- [EXERCISE INPUTS]:

┄┄┄┄┄┄

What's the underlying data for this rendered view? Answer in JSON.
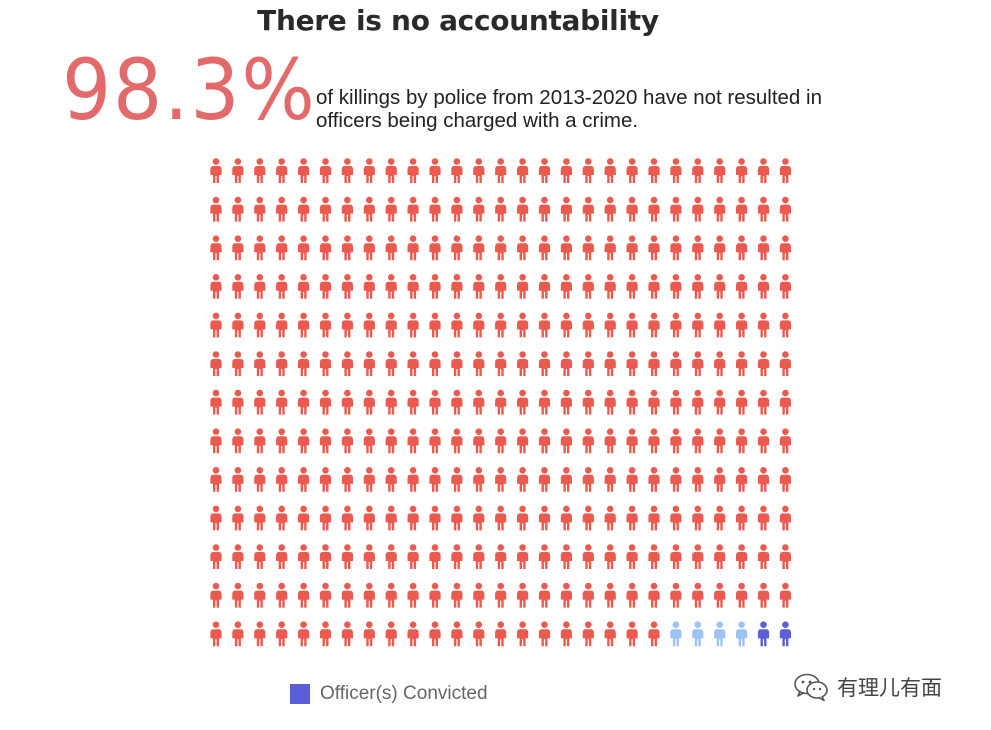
{
  "title": "There is no accountability",
  "stat": {
    "value": "98.3%",
    "text": "of killings by police from 2013-2020 have not resulted in officers being charged with a crime."
  },
  "legend": {
    "label": "Officer(s) Convicted",
    "color": "#5a5fd8"
  },
  "watermark": {
    "text": "有理儿有面",
    "icon": "wechat-icon"
  },
  "chart_data": {
    "type": "pictograph",
    "icon": "person-icon",
    "rows": 13,
    "columns": 27,
    "total_icons": 351,
    "categories": [
      {
        "key": "not_charged",
        "count": 345,
        "color": "#ea5a4f"
      },
      {
        "key": "charged",
        "count": 4,
        "color": "#9cc3f2"
      },
      {
        "key": "convicted",
        "name": "Officer(s) Convicted",
        "count": 2,
        "color": "#5a5fd8"
      }
    ],
    "legend_position": "bottom-left"
  }
}
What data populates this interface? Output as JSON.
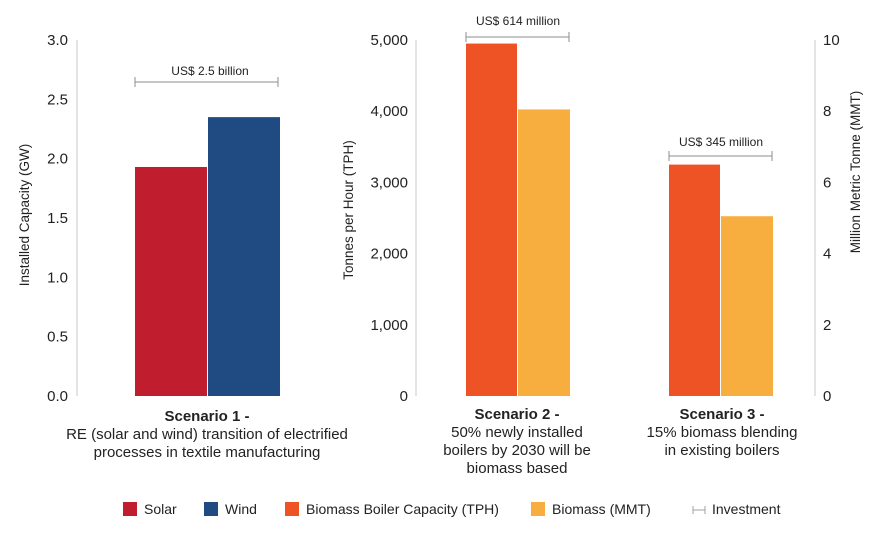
{
  "chart_data": {
    "type": "bar",
    "panels": [
      {
        "id": "scenario1",
        "title": "Scenario 1 -",
        "description": [
          "RE (solar and wind) transition of electrified",
          "processes in textile manufacturing"
        ],
        "y_axis": {
          "label": "Installed Capacity (GW)",
          "range": [
            0,
            3.0
          ],
          "ticks": [
            "0.0",
            "0.5",
            "1.0",
            "1.5",
            "2.0",
            "2.5",
            "3.0"
          ]
        },
        "bars": [
          {
            "series": "Solar",
            "value": 1.93,
            "axis": "left"
          },
          {
            "series": "Wind",
            "value": 2.35,
            "axis": "left"
          }
        ],
        "investment": "US$ 2.5 billion"
      },
      {
        "id": "scenario2",
        "title": "Scenario 2 -",
        "description": [
          "50% newly installed",
          "boilers by 2030 will be",
          "biomass based"
        ],
        "y_axis": {
          "label": "Tonnes per Hour (TPH)",
          "range": [
            0,
            5000
          ],
          "ticks": [
            "0",
            "1,000",
            "2,000",
            "3,000",
            "4,000",
            "5,000"
          ]
        },
        "bars": [
          {
            "series": "Biomass Boiler Capacity (TPH)",
            "value": 4950,
            "axis": "left"
          },
          {
            "series": "Biomass (MMT)",
            "value": 8.05,
            "axis": "right"
          }
        ],
        "investment": "US$ 614 million"
      },
      {
        "id": "scenario3",
        "title": "Scenario 3 -",
        "description": [
          "15% biomass blending",
          "in existing boilers"
        ],
        "y2_axis": {
          "label": "Million Metric Tonne (MMT)",
          "range": [
            0,
            10
          ],
          "ticks": [
            "0",
            "2",
            "4",
            "6",
            "8",
            "10"
          ]
        },
        "bars": [
          {
            "series": "Biomass Boiler Capacity (TPH)",
            "value": 3250,
            "axis": "left"
          },
          {
            "series": "Biomass (MMT)",
            "value": 5.05,
            "axis": "right"
          }
        ],
        "investment": "US$ 345 million"
      }
    ],
    "series": [
      {
        "name": "Solar",
        "color": "#c01e2e"
      },
      {
        "name": "Wind",
        "color": "#1f4b82"
      },
      {
        "name": "Biomass Boiler Capacity (TPH)",
        "color": "#ee5325"
      },
      {
        "name": "Biomass (MMT)",
        "color": "#f8ad3f"
      }
    ],
    "legend": [
      {
        "label": "Solar",
        "marker": "square",
        "color": "#c01e2e"
      },
      {
        "label": "Wind",
        "marker": "square",
        "color": "#1f4b82"
      },
      {
        "label": "Biomass Boiler Capacity (TPH)",
        "marker": "square",
        "color": "#ee5325"
      },
      {
        "label": "Biomass (MMT)",
        "marker": "square",
        "color": "#f8ad3f"
      },
      {
        "label": "Investment",
        "marker": "range",
        "color": "#999999"
      }
    ],
    "legend_position": "bottom"
  }
}
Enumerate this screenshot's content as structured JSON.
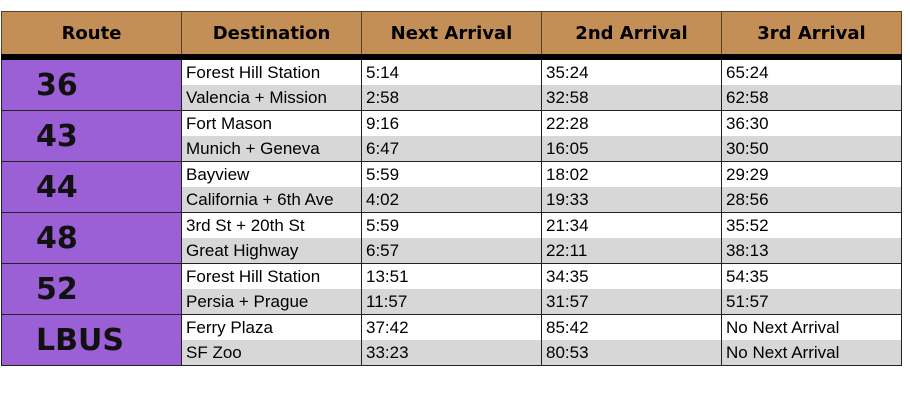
{
  "headers": {
    "route": "Route",
    "destination": "Destination",
    "next": "Next Arrival",
    "second": "2nd Arrival",
    "third": "3rd Arrival"
  },
  "routes": [
    {
      "route": "36",
      "rows": [
        {
          "destination": "Forest Hill Station",
          "next": "5:14",
          "second": "35:24",
          "third": "65:24"
        },
        {
          "destination": "Valencia + Mission",
          "next": "2:58",
          "second": "32:58",
          "third": "62:58"
        }
      ]
    },
    {
      "route": "43",
      "rows": [
        {
          "destination": "Fort Mason",
          "next": "9:16",
          "second": "22:28",
          "third": "36:30"
        },
        {
          "destination": "Munich + Geneva",
          "next": "6:47",
          "second": "16:05",
          "third": "30:50"
        }
      ]
    },
    {
      "route": "44",
      "rows": [
        {
          "destination": "Bayview",
          "next": "5:59",
          "second": "18:02",
          "third": "29:29"
        },
        {
          "destination": "California + 6th Ave",
          "next": "4:02",
          "second": "19:33",
          "third": "28:56"
        }
      ]
    },
    {
      "route": "48",
      "rows": [
        {
          "destination": "3rd St + 20th St",
          "next": "5:59",
          "second": "21:34",
          "third": "35:52"
        },
        {
          "destination": "Great Highway",
          "next": "6:57",
          "second": "22:11",
          "third": "38:13"
        }
      ]
    },
    {
      "route": "52",
      "rows": [
        {
          "destination": "Forest Hill Station",
          "next": "13:51",
          "second": "34:35",
          "third": "54:35"
        },
        {
          "destination": "Persia + Prague",
          "next": "11:57",
          "second": "31:57",
          "third": "51:57"
        }
      ]
    },
    {
      "route": "LBUS",
      "rows": [
        {
          "destination": "Ferry Plaza",
          "next": "37:42",
          "second": "85:42",
          "third": "No Next Arrival"
        },
        {
          "destination": "SF Zoo",
          "next": "33:23",
          "second": "80:53",
          "third": "No Next Arrival"
        }
      ]
    }
  ],
  "colors": {
    "header_bg": "#c48f57",
    "route_bg": "#9b5fd6",
    "row_alt_bg": "#d7d7d7"
  }
}
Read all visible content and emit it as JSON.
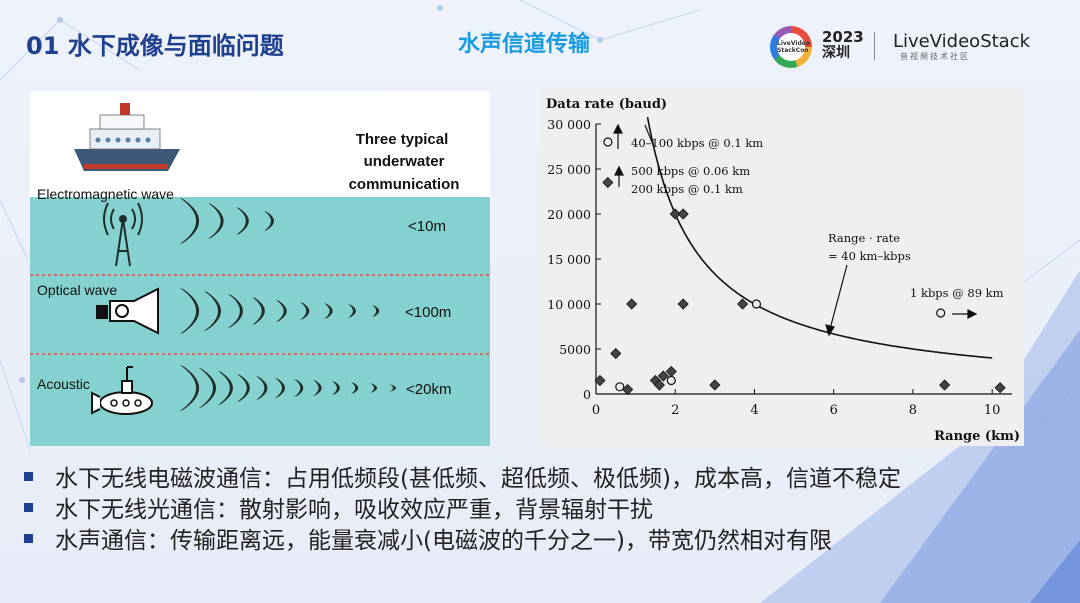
{
  "header": {
    "slide_title": "01  水下成像与面临问题",
    "section_title": "水声信道传输",
    "logo": {
      "ring_text": "LiveVideo StackCon",
      "year": "2023",
      "city": "深圳",
      "brand": "LiveVideoStack",
      "brand_sub": "音视频技术社区"
    }
  },
  "diagram": {
    "heading": [
      "Three typical",
      "underwater",
      "communication"
    ],
    "rows": [
      {
        "label": "Electromagnetic wave",
        "range": "<10m",
        "icon": "antenna-icon"
      },
      {
        "label": "Optical wave",
        "range": "<100m",
        "icon": "flashlight-icon"
      },
      {
        "label": "Acoustic",
        "range": "<20km",
        "icon": "submarine-icon"
      }
    ],
    "ship_icon": "ship-icon",
    "colors": {
      "water": "#84d1cf",
      "divider": "#d9534f",
      "wave": "#1f2d2d"
    }
  },
  "chart_data": {
    "type": "scatter",
    "title": "",
    "ylabel": "Data rate (baud)",
    "xlabel": "Range (km)",
    "xlim": [
      0,
      10.5
    ],
    "ylim": [
      0,
      30000
    ],
    "x_ticks": [
      0,
      2,
      4,
      6,
      8,
      10
    ],
    "y_ticks": [
      0,
      5000,
      10000,
      15000,
      20000,
      25000,
      30000
    ],
    "y_tick_labels": [
      "0",
      "5000",
      "10 000",
      "15 000",
      "20 000",
      "25 000",
      "30 000"
    ],
    "grid": false,
    "series": [
      {
        "marker": "diamond",
        "points": [
          [
            0.1,
            1500
          ],
          [
            0.3,
            23500
          ],
          [
            0.5,
            4500
          ],
          [
            0.8,
            500
          ],
          [
            0.9,
            10000
          ],
          [
            1.5,
            1500
          ],
          [
            1.6,
            1000
          ],
          [
            1.7,
            2000
          ],
          [
            1.9,
            2500
          ],
          [
            2.0,
            20000
          ],
          [
            2.2,
            20000
          ],
          [
            2.2,
            10000
          ],
          [
            3.0,
            1000
          ],
          [
            3.7,
            10000
          ],
          [
            8.8,
            1000
          ],
          [
            10.2,
            700
          ]
        ]
      },
      {
        "marker": "circle",
        "points": [
          [
            0.3,
            28000
          ],
          [
            0.6,
            800
          ],
          [
            1.9,
            1500
          ],
          [
            4.05,
            10000
          ],
          [
            8.7,
            9000
          ]
        ]
      }
    ],
    "curve": {
      "formula": "rate = 40 / range",
      "x_from": 1.3,
      "x_to": 10.0
    },
    "annotations": [
      "40–100 kbps @ 0.1 km",
      "500 kbps @ 0.06 km",
      "200 kbps @ 0.1 km",
      "Range · rate",
      "= 40 km–kbps",
      "1 kbps @ 89 km"
    ]
  },
  "bullets": [
    "水下无线电磁波通信：占用低频段(甚低频、超低频、极低频)，成本高，信道不稳定",
    "水下无线光通信：散射影响，吸收效应严重，背景辐射干扰",
    "水声通信：传输距离远，能量衰减小(电磁波的千分之一)，带宽仍然相对有限"
  ]
}
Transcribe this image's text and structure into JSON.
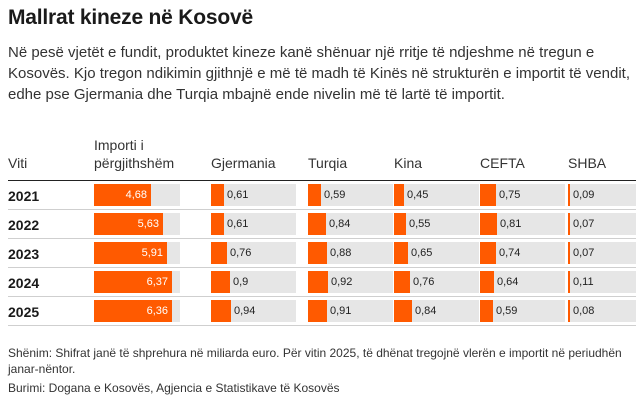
{
  "title": "Mallrat kineze në Kosovë",
  "subtitle": "Në pesë vjetët e fundit, produktet kineze kanë shënuar një rritje të ndjeshme në tregun e Kosovës. Kjo tregon ndikimin gjithnjë e më të madh të Kinës në strukturën e importit të vendit, edhe pse Gjermania dhe Turqia mbajnë ende nivelin më të lartë të importit.",
  "note": "Shënim: Shifrat janë të shprehura në miliarda euro. Për vitin 2025, të dhënat tregojnë vlerën e importit në periudhën janar-nëntor.",
  "source": "Burimi: Dogana e Kosovës, Agjencia e Statistikave të Kosovës",
  "colors": {
    "bar": "#ff5a00",
    "track": "#e6e6e6"
  },
  "chart_data": {
    "type": "table",
    "row_header": "Viti",
    "columns": [
      "Importi i përgjithshëm",
      "Gjermania",
      "Turqia",
      "Kina",
      "CEFTA",
      "SHBA"
    ],
    "rows": [
      {
        "year": "2021",
        "values": [
          4.68,
          0.61,
          0.59,
          0.45,
          0.75,
          0.09
        ],
        "labels": [
          "4,68",
          "0,61",
          "0,59",
          "0,45",
          "0,75",
          "0,09"
        ]
      },
      {
        "year": "2022",
        "values": [
          5.63,
          0.61,
          0.84,
          0.55,
          0.81,
          0.07
        ],
        "labels": [
          "5,63",
          "0,61",
          "0,84",
          "0,55",
          "0,81",
          "0,07"
        ]
      },
      {
        "year": "2023",
        "values": [
          5.91,
          0.76,
          0.88,
          0.65,
          0.74,
          0.07
        ],
        "labels": [
          "5,91",
          "0,76",
          "0,88",
          "0,65",
          "0,74",
          "0,07"
        ]
      },
      {
        "year": "2024",
        "values": [
          6.37,
          0.9,
          0.92,
          0.76,
          0.64,
          0.11
        ],
        "labels": [
          "6,37",
          "0,9",
          "0,92",
          "0,76",
          "0,64",
          "0,11"
        ]
      },
      {
        "year": "2025",
        "values": [
          6.36,
          0.94,
          0.91,
          0.84,
          0.59,
          0.08
        ],
        "labels": [
          "6,36",
          "0,94",
          "0,91",
          "0,84",
          "0,59",
          "0,08"
        ]
      }
    ]
  }
}
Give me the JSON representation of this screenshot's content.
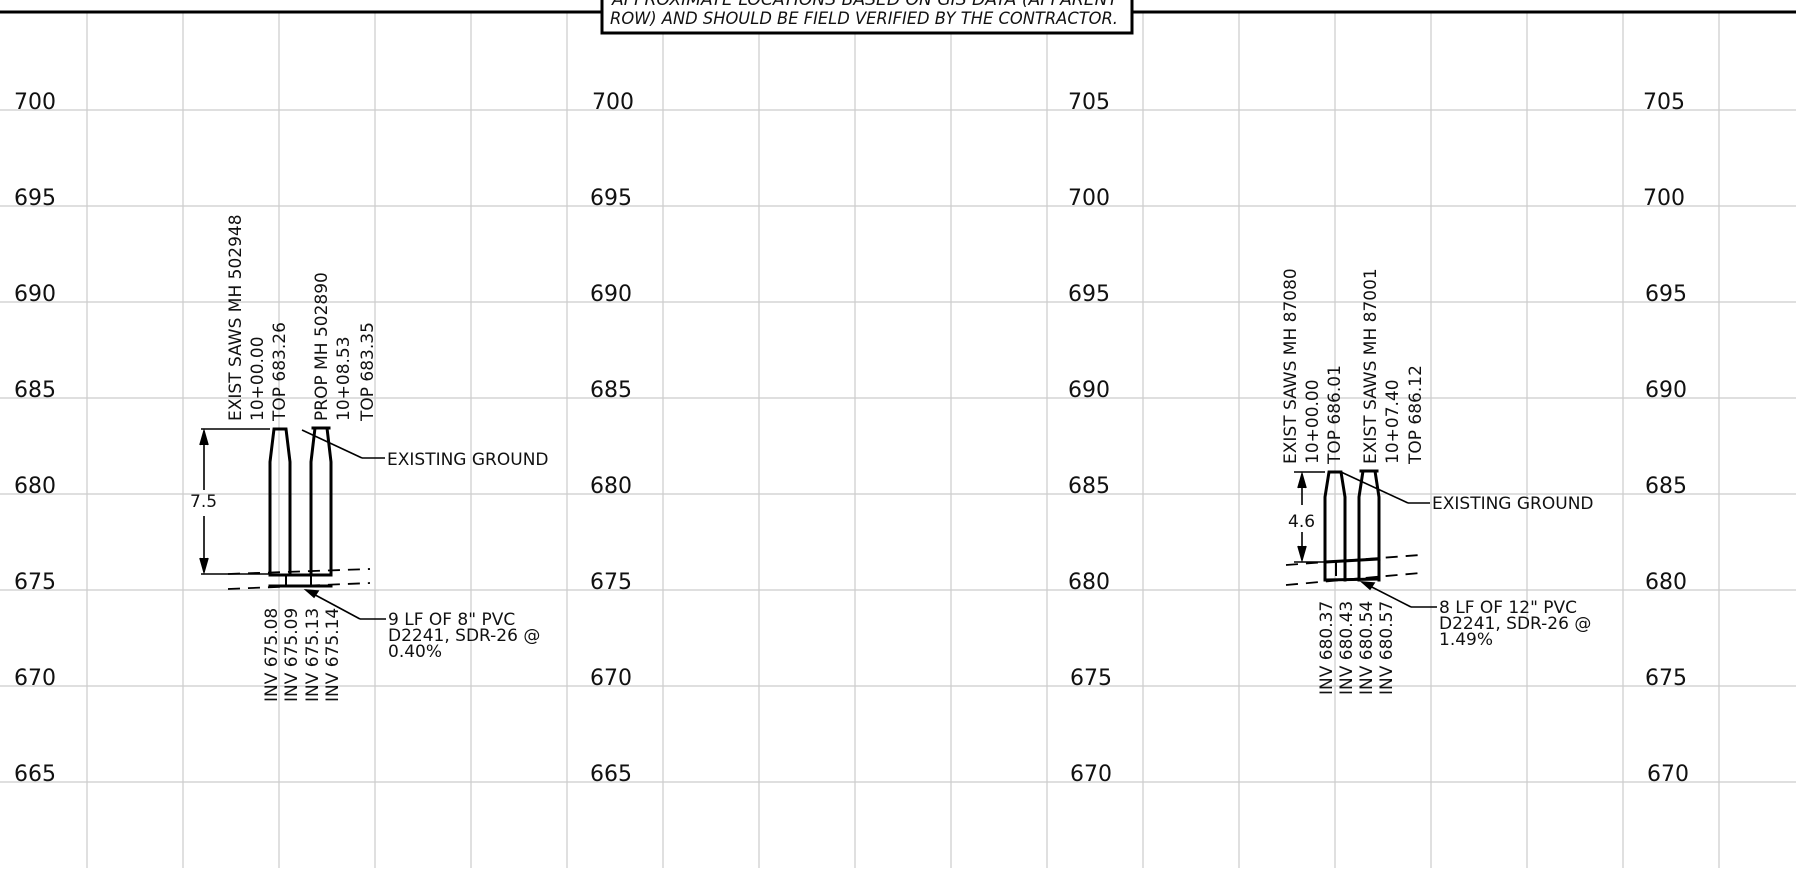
{
  "title_note": {
    "line1": "APPROXIMATE LOCATIONS BASED ON GIS DATA (APPARENT",
    "line2": "ROW) AND SHOULD BE FIELD VERIFIED BY THE CONTRACTOR."
  },
  "profile_left": {
    "elevation_labels": [
      "700",
      "695",
      "690",
      "685",
      "680",
      "675",
      "670",
      "665"
    ],
    "manhole_1": {
      "name": "EXIST SAWS MH 502948",
      "station": "10+00.00",
      "top": "TOP 683.26"
    },
    "manhole_2": {
      "name": "PROP MH 502890",
      "station": "10+08.53",
      "top": "TOP 683.35"
    },
    "depth": "7.5",
    "ground_label": "EXISTING GROUND",
    "pipe_note": [
      "9 LF OF 8\" PVC",
      "D2241, SDR-26 @",
      "0.40%"
    ],
    "inverts": [
      "INV 675.08",
      "INV 675.09",
      "INV 675.13",
      "INV 675.14"
    ]
  },
  "profile_left_right_scale": [
    "700",
    "695",
    "690",
    "685",
    "680",
    "675",
    "670",
    "665"
  ],
  "profile_right": {
    "elevation_labels": [
      "705",
      "700",
      "695",
      "690",
      "685",
      "680",
      "675",
      "670"
    ],
    "manhole_1": {
      "name": "EXIST SAWS MH 87080",
      "station": "10+00.00",
      "top": "TOP 686.01"
    },
    "manhole_2": {
      "name": "EXIST SAWS MH 87001",
      "station": "10+07.40",
      "top": "TOP 686.12"
    },
    "depth": "4.6",
    "ground_label": "EXISTING GROUND",
    "pipe_note": [
      "8 LF OF 12\" PVC",
      "D2241, SDR-26 @",
      "1.49%"
    ],
    "inverts": [
      "INV 680.37",
      "INV 680.43",
      "INV 680.54",
      "INV 680.57"
    ]
  },
  "profile_right_right_scale": [
    "705",
    "700",
    "695",
    "690",
    "685",
    "680",
    "675",
    "670"
  ]
}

┄┄┄┄┄┄

- [WHAT IS ASKED]: Please list every line of the records that contains "importit".

- [SOLUTION TO THIS TASK]:
  "subtitle": "Në pesë vjetët e fundit, produktet kineze kanë shënuar një rritje të ndjeshme në tregun e Kosovës. Kjo tregon ndikimin gjithnjë e më të madh të Kinës në strukturën e importit të vendit, edhe pse Gjermania dhe Turqia mbajnë ende nivelin më të lartë të importit.",
  "note": "Shënim: Shifrat janë të shprehura në miliarda euro. Për vitin 2025, të dhënat tregojnë vlerën e importit në periudhën janar-nëntor.",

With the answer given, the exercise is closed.